REQUIRED TASK: Reproduce the full listing below unchanged, apart from the pictures.
################
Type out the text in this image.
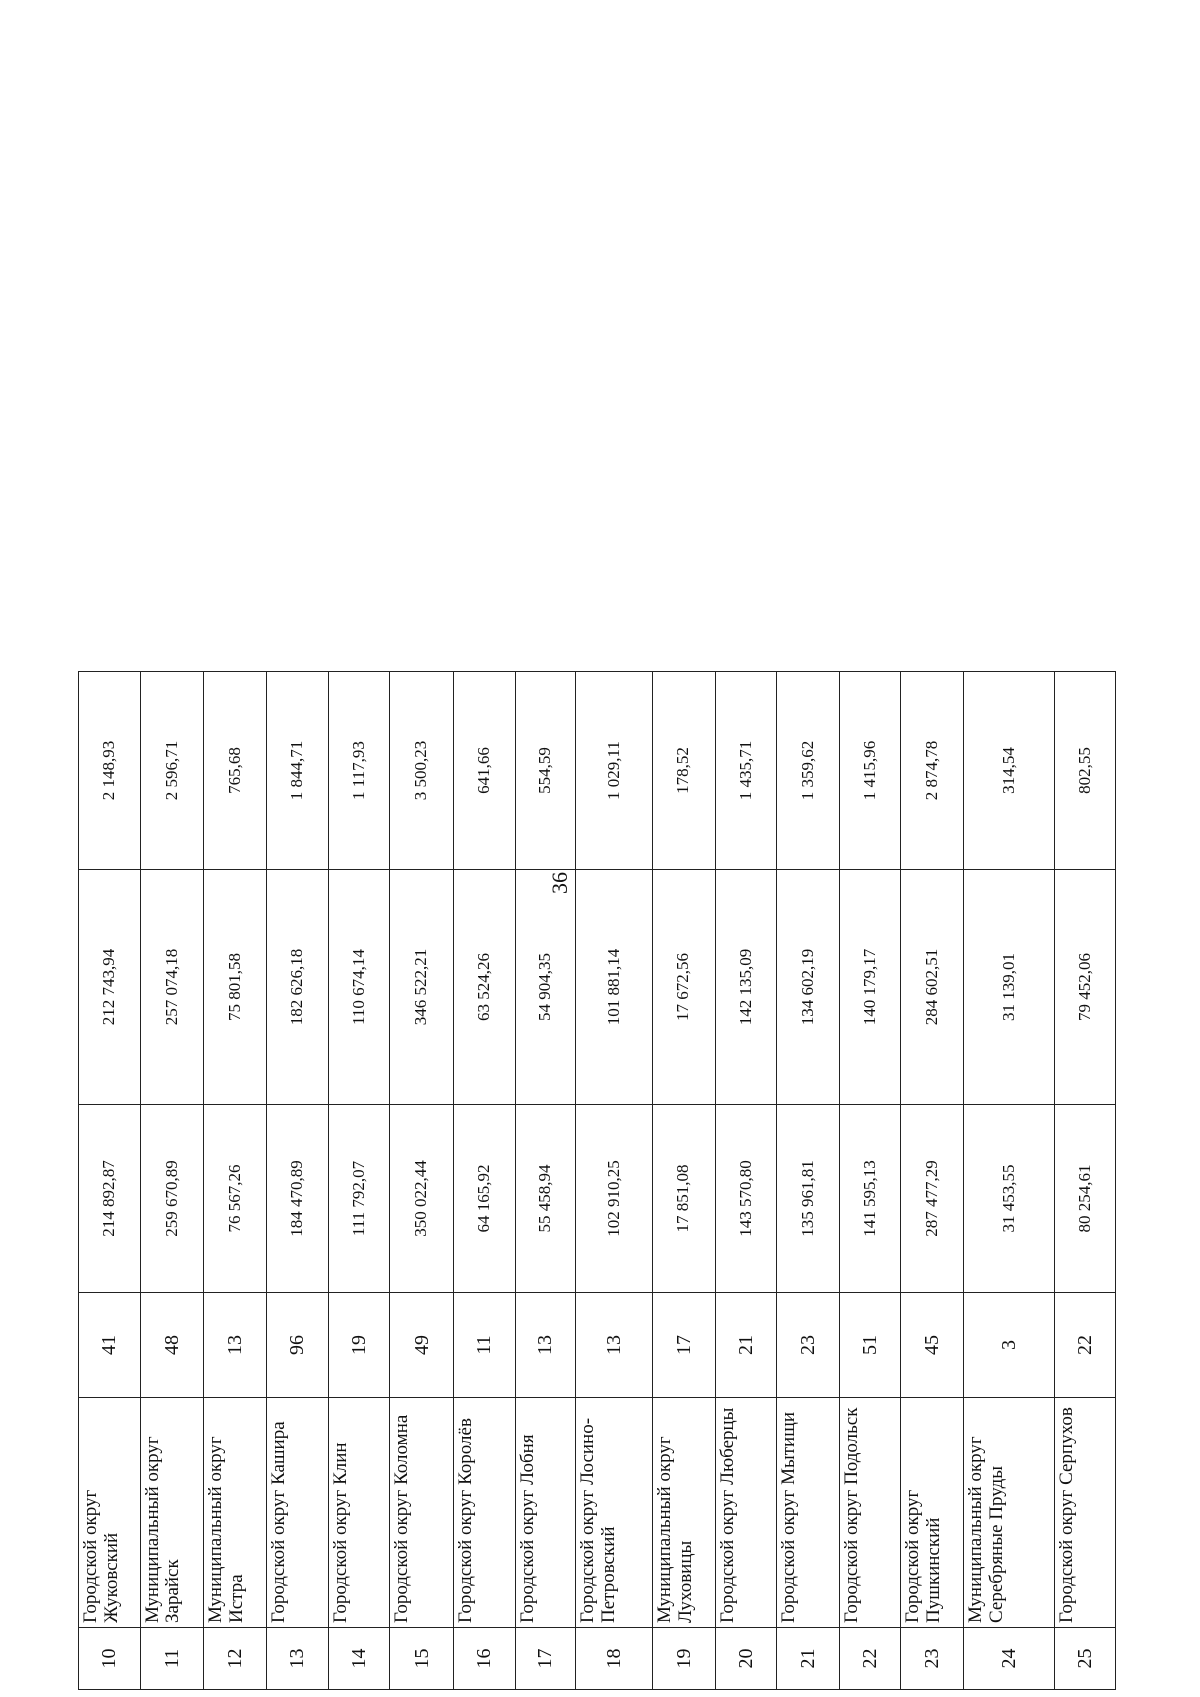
36
10	Городской округ Жуковский	41	214 892,87	212 743,94	2 148,93
11	Муниципальный округ Зарайск	48	259 670,89	257 074,18	2 596,71
12	Муниципальный округ Истра	13	76 567,26	75 801,58	765,68
13	Городской округ Кашира	96	184 470,89	182 626,18	1 844,71
14	Городской округ Клин	19	111 792,07	110 674,14	1 117,93
15	Городской округ Коломна	49	350 022,44	346 522,21	3 500,23
16	Городской округ Королёв	11	64 165,92	63 524,26	641,66
17	Городской округ Лобня	13	55 458,94	54 904,35	554,59
18	Городской округ Лосино-Петровский	13	102 910,25	101 881,14	1 029,11
19	Муниципальный округ Луховицы	17	17 851,08	17 672,56	178,52
20	Городской округ Люберцы	21	143 570,80	142 135,09	1 435,71
21	Городской округ Мытищи	23	135 961,81	134 602,19	1 359,62
22	Городской округ Подольск	51	141 595,13	140 179,17	1 415,96
23	Городской округ Пушкинский	45	287 477,29	284 602,51	2 874,78
24	Муниципальный округ Серебряные Пруды	3	31 453,55	31 139,01	314,54
25	Городской округ Серпухов	22	80 254,61	79 452,06	802,55
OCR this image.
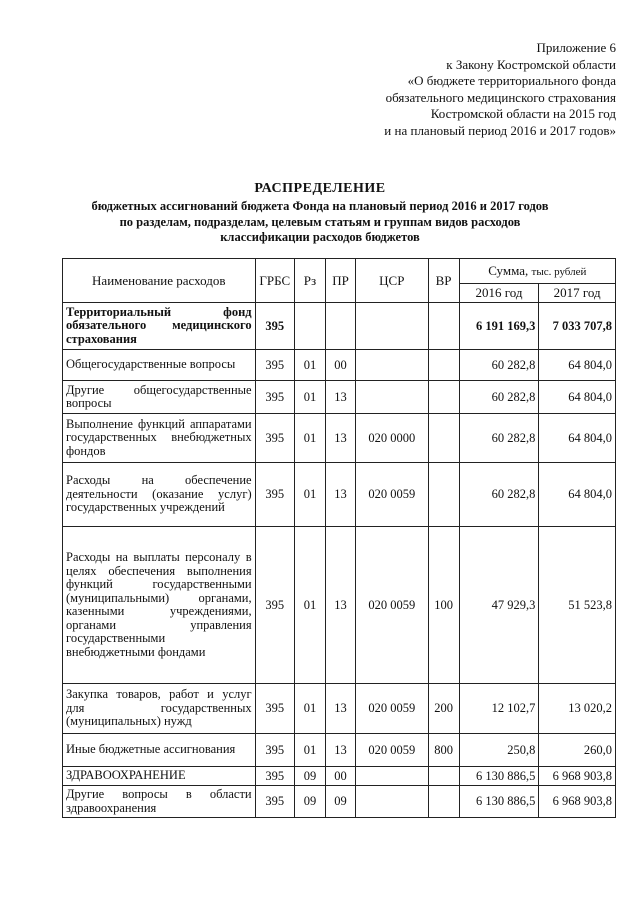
Приложение 6
к Закону Костромской области
«О бюджете территориального фонда
обязательного медицинского страхования
Костромской области на 2015 год
и на плановый период 2016 и 2017 годов»
РАСПРЕДЕЛЕНИЕ
бюджетных ассигнований бюджета Фонда на плановый период 2016 и 2017 годов
по разделам, подразделам, целевым статьям и группам видов расходов
классификации расходов бюджетов
Наименование расходов	ГРБС	Рз	ПР	ЦСР	ВР	Сумма, тыс. рублей	
						2016 год	2017 год
Территориальный фонд обязательного медицинского страхования	395					6 191 169,3	7 033 707,8
Общегосударственные вопросы	395	01	00			60 282,8	64 804,0
Другие общегосударственные вопросы	395	01	13			60 282,8	64 804,0
Выполнение функций аппаратами государственных внебюджетных фондов	395	01	13	020 0000		60 282,8	64 804,0
Расходы на обеспечение деятельности (оказание услуг) государственных учреждений	395	01	13	020 0059		60 282,8	64 804,0
Расходы на выплаты персоналу в целях обеспечения выполнения функций государственными (муниципальными) органами, казенными учреждениями, органами управления государственными внебюджетными фондами	395	01	13	020 0059	100	47 929,3	51 523,8
Закупка товаров, работ и услуг для государственных (муниципальных) нужд	395	01	13	020 0059	200	12 102,7	13 020,2
Иные бюджетные ассигнования	395	01	13	020 0059	800	250,8	260,0
ЗДРАВООХРАНЕНИЕ	395	09	00			6 130 886,5	6 968 903,8
Другие вопросы в области здравоохранения	395	09	09			6 130 886,5	6 968 903,8
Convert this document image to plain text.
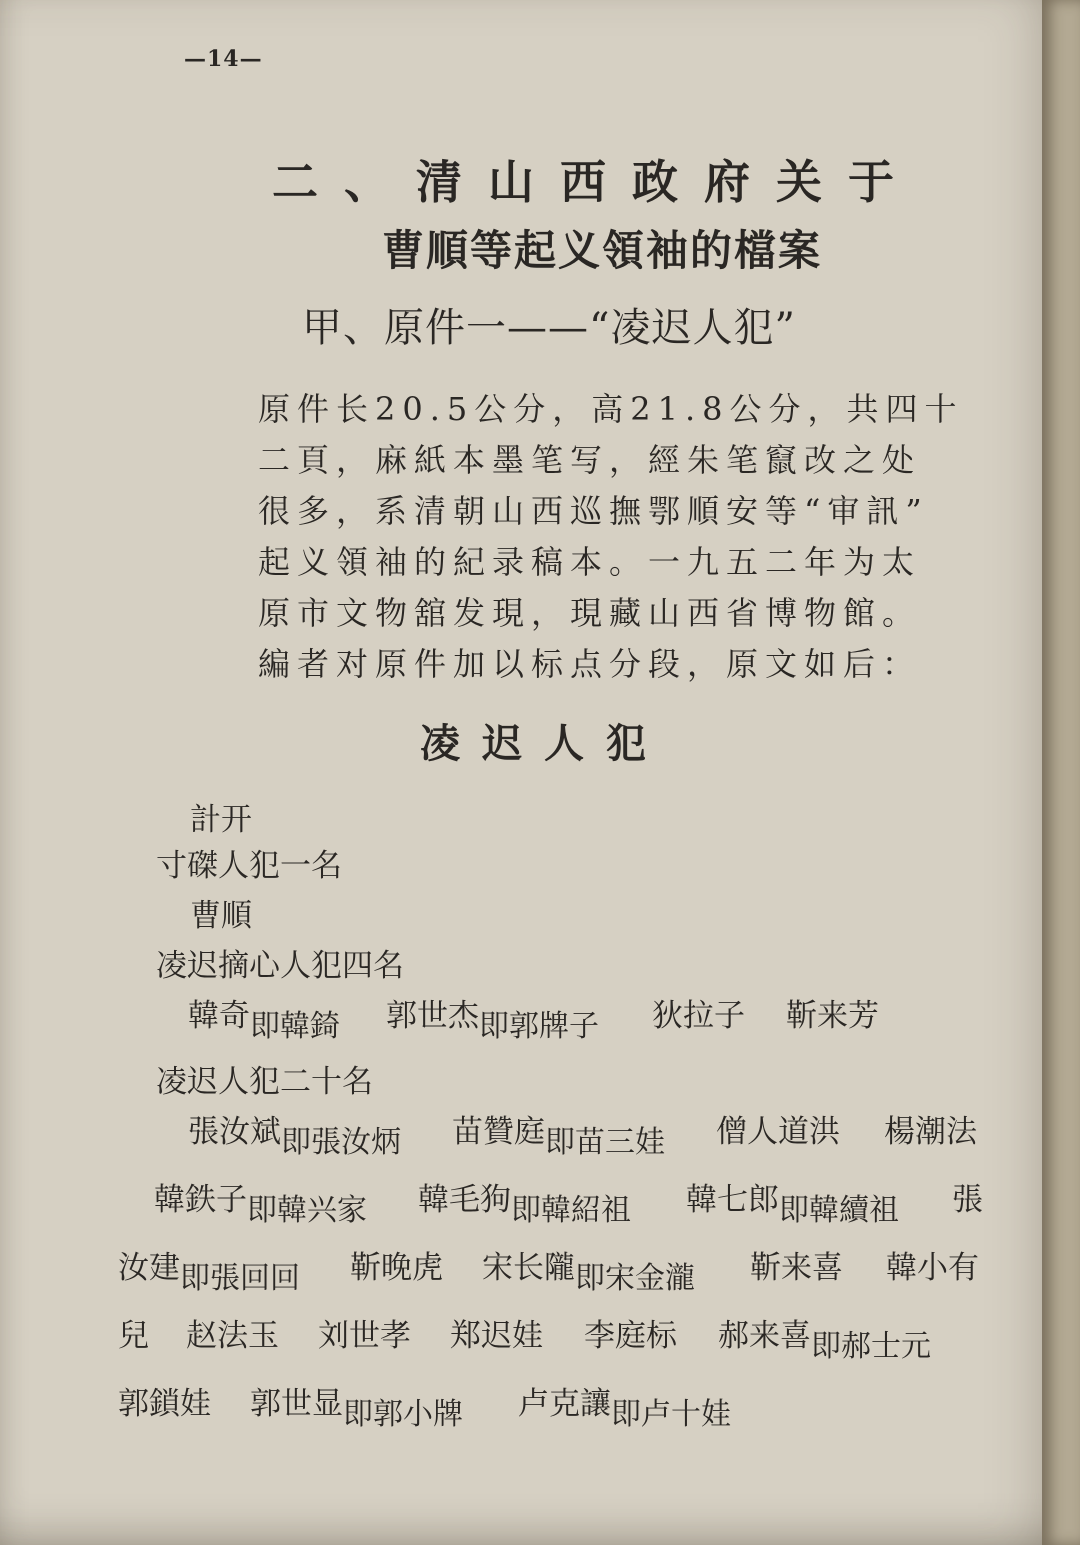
—14—
二、清山西政府关于
曹順等起义領袖的檔案
甲、原件一——“凌迟人犯”
原件长20.5公分，高21.8公分，共四十
二頁，麻紙本墨笔写，經朱笔竄改之处
很多，系清朝山西巡撫鄂順安等“审訊”
起义領袖的紀录稿本。一九五二年为太
原市文物舘发現，現藏山西省博物館。
編者对原件加以标点分段，原文如后：
凌迟人犯
計开
寸磔人犯一名
曹順
凌迟摘心人犯四名
韓奇即韓錡 郭世杰即郭牌子 狄拉子 靳来芳
凌迟人犯二十名
張汝斌即張汝炳 苗贊庭即苗三娃 僧人道洪 楊潮法
韓鉄子即韓兴家 韓毛狗即韓紹祖 韓七郎即韓續祖 張
汝建即張回回 靳晚虎 宋长隴即宋金瀧 靳来喜 韓小有
兒 赵法玉 刘世孝 郑迟娃 李庭标 郝来喜即郝士元
郭鎖娃 郭世显即郭小牌 卢克讓即卢十娃
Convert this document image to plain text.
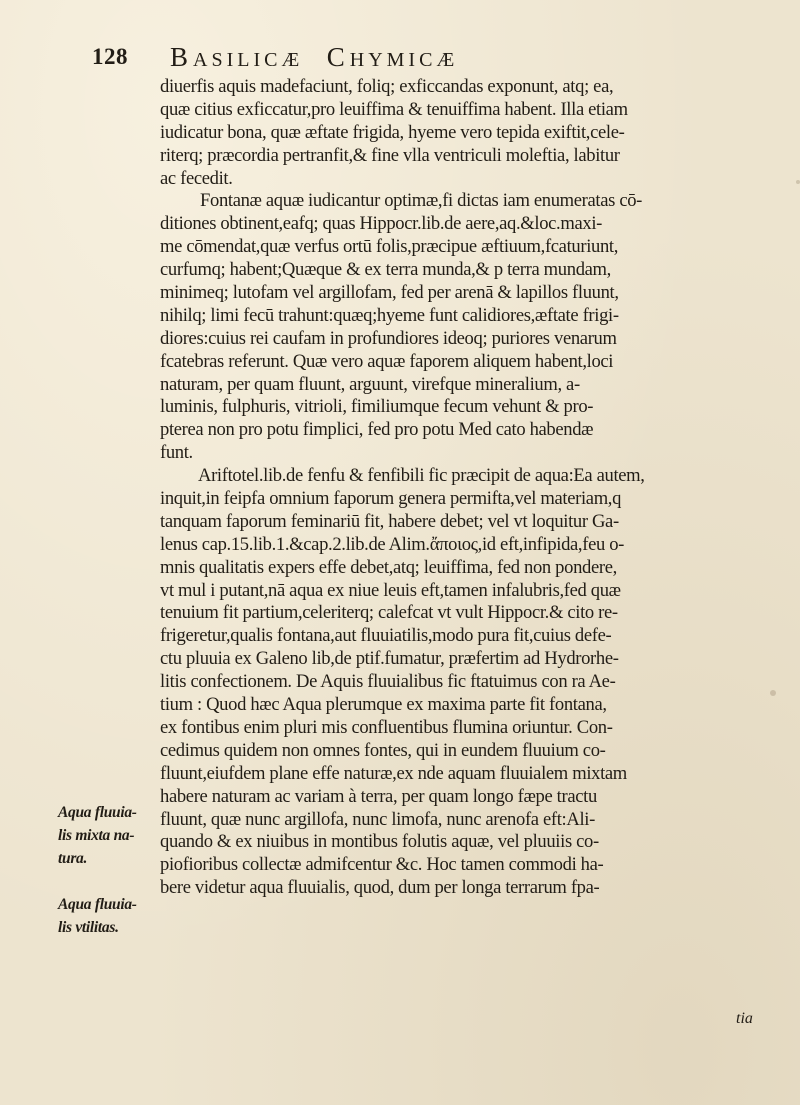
128 BASILICÆ CHYMICÆ
diuerfis aquis madefaciunt, foliq; exficcandas exponunt, atq; ea,
quæ citius exficcatur,pro leuiffima & tenuiffima habent. Illa etiam
iudicatur bona, quæ æftate frigida, hyeme vero tepida exiftit,cele-
riterq; præcordia pertranfit,& fine vlla ventriculi moleftia, labitur
ac fecedit.
Fontanæ aquæ iudicantur optimæ,fi dictas iam enumeratas cō-
ditiones obtinent,eafq; quas Hippocr.lib.de aere,aq.&loc.maxi-
me cōmendat,quæ verfus ortū folis,præcipue æftiuum,fcaturiunt,
curfumq; habent;Quæque & ex terra munda,& p terra mundam,
minimeq; lutofam vel argillofam, fed per arenā & lapillos fluunt,
nihilq; limi fecū trahunt:quæq;hyeme funt calidiores,æftate frigi-
diores:cuius rei caufam in profundiores ideoq; puriores venarum
fcatebras referunt. Quæ vero aquæ faporem aliquem habent,loci
naturam, per quam fluunt, arguunt, virefque mineralium, a-
luminis, fulphuris, vitrioli, fimiliumque fecum vehunt & pro-
pterea non pro potu fimplici, fed pro potu Med cato habendæ
funt.
Ariftotel.lib.de fenfu & fenfibili fic præcipit de aqua:Ea autem,
inquit,in feipfa omnium faporum genera permifta,vel materiam,q
tanquam faporum feminariū fit, habere debet; vel vt loquitur Ga-
lenus cap.15.lib.1.&cap.2.lib.de Alim.ἄποιος,id eft,infipida,feu o-
mnis qualitatis expers effe debet,atq; leuiffima, fed non pondere,
vt mul i putant,nā aqua ex niue leuis eft,tamen infalubris,fed quæ
tenuium fit partium,celeriterq; calefcat vt vult Hippocr.& cito re-
frigeretur,qualis fontana,aut fluuiatilis,modo pura fit,cuius defe-
ctu pluuia ex Galeno lib,de ptif.fumatur, præfertim ad Hydrorhe-
litis confectionem. De Aquis fluuialibus fic ftatuimus con ra Ae-
tium : Quod hæc Aqua plerumque ex maxima parte fit fontana,
ex fontibus enim pluri mis confluentibus flumina oriuntur. Con-
cedimus quidem non omnes fontes, qui in eundem fluuium co-
fluunt,eiufdem plane effe naturæ,ex nde aquam fluuialem mixtam
habere naturam ac variam à terra, per quam longo fæpe tractu
fluunt, quæ nunc argillofa, nunc limofa, nunc arenofa eft:Ali-
quando & ex niuibus in montibus folutis aquæ, vel pluuiis co-
piofioribus collectæ admifcentur &c. Hoc tamen commodi ha-
bere videtur aqua fluuialis, quod, dum per longa terrarum fpa-
Aqua fluuia-
lis mixta na-
tura.
Aqua fluuia-
lis vtilitas.
tia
################
WORKED ANSWER:
Type out the text in this image.
36
10	Городской округ Жуковский	41	214 892,87	212 743,94	2 148,93
11	Муниципальный округ Зарайск	48	259 670,89	257 074,18	2 596,71
12	Муниципальный округ Истра	13	76 567,26	75 801,58	765,68
13	Городской округ Кашира	96	184 470,89	182 626,18	1 844,71
14	Городской округ Клин	19	111 792,07	110 674,14	1 117,93
15	Городской округ Коломна	49	350 022,44	346 522,21	3 500,23
16	Городской округ Королёв	11	64 165,92	63 524,26	641,66
17	Городской округ Лобня	13	55 458,94	54 904,35	554,59
18	Городской округ Лосино-Петровский	13	102 910,25	101 881,14	1 029,11
19	Муниципальный округ Луховицы	17	17 851,08	17 672,56	178,52
20	Городской округ Люберцы	21	143 570,80	142 135,09	1 435,71
21	Городской округ Мытищи	23	135 961,81	134 602,19	1 359,62
22	Городской округ Подольск	51	141 595,13	140 179,17	1 415,96
23	Городской округ Пушкинский	45	287 477,29	284 602,51	2 874,78
24	Муниципальный округ Серебряные Пруды	3	31 453,55	31 139,01	314,54
25	Городской округ Серпухов	22	80 254,61	79 452,06	802,55
OCR this image.
Приложение 6
к Закону Костромской области
«О бюджете территориального фонда
обязательного медицинского страхования
Костромской области на 2015 год
и на плановый период 2016 и 2017 годов»
РАСПРЕДЕЛЕНИЕ
бюджетных ассигнований бюджета Фонда на плановый период 2016 и 2017 годов
по разделам, подразделам, целевым статьям и группам видов расходов
классификации расходов бюджетов
Наименование расходов	ГРБС	Рз	ПР	ЦСР	ВР	Сумма, тыс. рублей	
						2016 год	2017 год
Территориальный фонд обязательного медицинского страхования	395					6 191 169,3	7 033 707,8
Общегосударственные вопросы	395	01	00			60 282,8	64 804,0
Другие общегосударственные вопросы	395	01	13			60 282,8	64 804,0
Выполнение функций аппаратами государственных внебюджетных фондов	395	01	13	020 0000		60 282,8	64 804,0
Расходы на обеспечение деятельности (оказание услуг) государственных учреждений	395	01	13	020 0059		60 282,8	64 804,0
Расходы на выплаты персоналу в целях обеспечения выполнения функций государственными (муниципальными) органами, казенными учреждениями, органами управления государственными внебюджетными фондами	395	01	13	020 0059	100	47 929,3	51 523,8
Закупка товаров, работ и услуг для государственных (муниципальных) нужд	395	01	13	020 0059	200	12 102,7	13 020,2
Иные бюджетные ассигнования	395	01	13	020 0059	800	250,8	260,0
ЗДРАВООХРАНЕНИЕ	395	09	00			6 130 886,5	6 968 903,8
Другие вопросы в области здравоохранения	395	09	09			6 130 886,5	6 968 903,8
Convert this document image to plain text.
—14—
二、清山西政府关于
曹順等起义領袖的檔案
甲、原件一——“凌迟人犯”
原件长20.5公分，高21.8公分，共四十
二頁，麻紙本墨笔写，經朱笔竄改之处
很多，系清朝山西巡撫鄂順安等“审訊”
起义領袖的紀录稿本。一九五二年为太
原市文物舘发現，現藏山西省博物館。
編者对原件加以标点分段，原文如后：
凌迟人犯
計开
寸磔人犯一名
曹順
凌迟摘心人犯四名
韓奇即韓錡 郭世杰即郭牌子 狄拉子 靳来芳
凌迟人犯二十名
張汝斌即張汝炳 苗贊庭即苗三娃 僧人道洪 楊潮法
韓鉄子即韓兴家 韓毛狗即韓紹祖 韓七郎即韓續祖 張
汝建即張回回 靳晚虎 宋长隴即宋金瀧 靳来喜 韓小有
兒 赵法玉 刘世孝 郑迟娃 李庭标 郝来喜即郝士元
郭鎖娃 郭世显即郭小牌 卢克讓即卢十娃
Convert this document image to plain text.
128 BASILICÆ CHYMICÆ
diuerfis aquis madefaciunt, foliq; exficcandas exponunt, atq; ea,
quæ citius exficcatur,pro leuiffima & tenuiffima habent. Illa etiam
iudicatur bona, quæ æftate frigida, hyeme vero tepida exiftit,cele-
riterq; præcordia pertranfit,& fine vlla ventriculi moleftia, labitur
ac fecedit.
Fontanæ aquæ iudicantur optimæ,fi dictas iam enumeratas cō-
ditiones obtinent,eafq; quas Hippocr.lib.de aere,aq.&loc.maxi-
me cōmendat,quæ verfus ortū folis,præcipue æftiuum,fcaturiunt,
curfumq; habent;Quæque & ex terra munda,& p terra mundam,
minimeq; lutofam vel argillofam, fed per arenā & lapillos fluunt,
nihilq; limi fecū trahunt:quæq;hyeme funt calidiores,æftate frigi-
diores:cuius rei caufam in profundiores ideoq; puriores venarum
fcatebras referunt. Quæ vero aquæ faporem aliquem habent,loci
naturam, per quam fluunt, arguunt, virefque mineralium, a-
luminis, fulphuris, vitrioli, fimiliumque fecum vehunt & pro-
pterea non pro potu fimplici, fed pro potu Med cato habendæ
funt.
Ariftotel.lib.de fenfu & fenfibili fic præcipit de aqua:Ea autem,
inquit,in feipfa omnium faporum genera permifta,vel materiam,q
tanquam faporum feminariū fit, habere debet; vel vt loquitur Ga-
lenus cap.15.lib.1.&cap.2.lib.de Alim.ἄποιος,id eft,infipida,feu o-
mnis qualitatis expers effe debet,atq; leuiffima, fed non pondere,
vt mul i putant,nā aqua ex niue leuis eft,tamen infalubris,fed quæ
tenuium fit partium,celeriterq; calefcat vt vult Hippocr.& cito re-
frigeretur,qualis fontana,aut fluuiatilis,modo pura fit,cuius defe-
ctu pluuia ex Galeno lib,de ptif.fumatur, præfertim ad Hydrorhe-
litis confectionem. De Aquis fluuialibus fic ftatuimus con ra Ae-
tium : Quod hæc Aqua plerumque ex maxima parte fit fontana,
ex fontibus enim pluri mis confluentibus flumina oriuntur. Con-
cedimus quidem non omnes fontes, qui in eundem fluuium co-
fluunt,eiufdem plane effe naturæ,ex nde aquam fluuialem mixtam
habere naturam ac variam à terra, per quam longo fæpe tractu
fluunt, quæ nunc argillofa, nunc limofa, nunc arenofa eft:Ali-
quando & ex niuibus in montibus folutis aquæ, vel pluuiis co-
piofioribus collectæ admifcentur &c. Hoc tamen commodi ha-
bere videtur aqua fluuialis, quod, dum per longa terrarum fpa-
Aqua fluuia-
lis mixta na-
tura.
Aqua fluuia-
lis vtilitas.
tia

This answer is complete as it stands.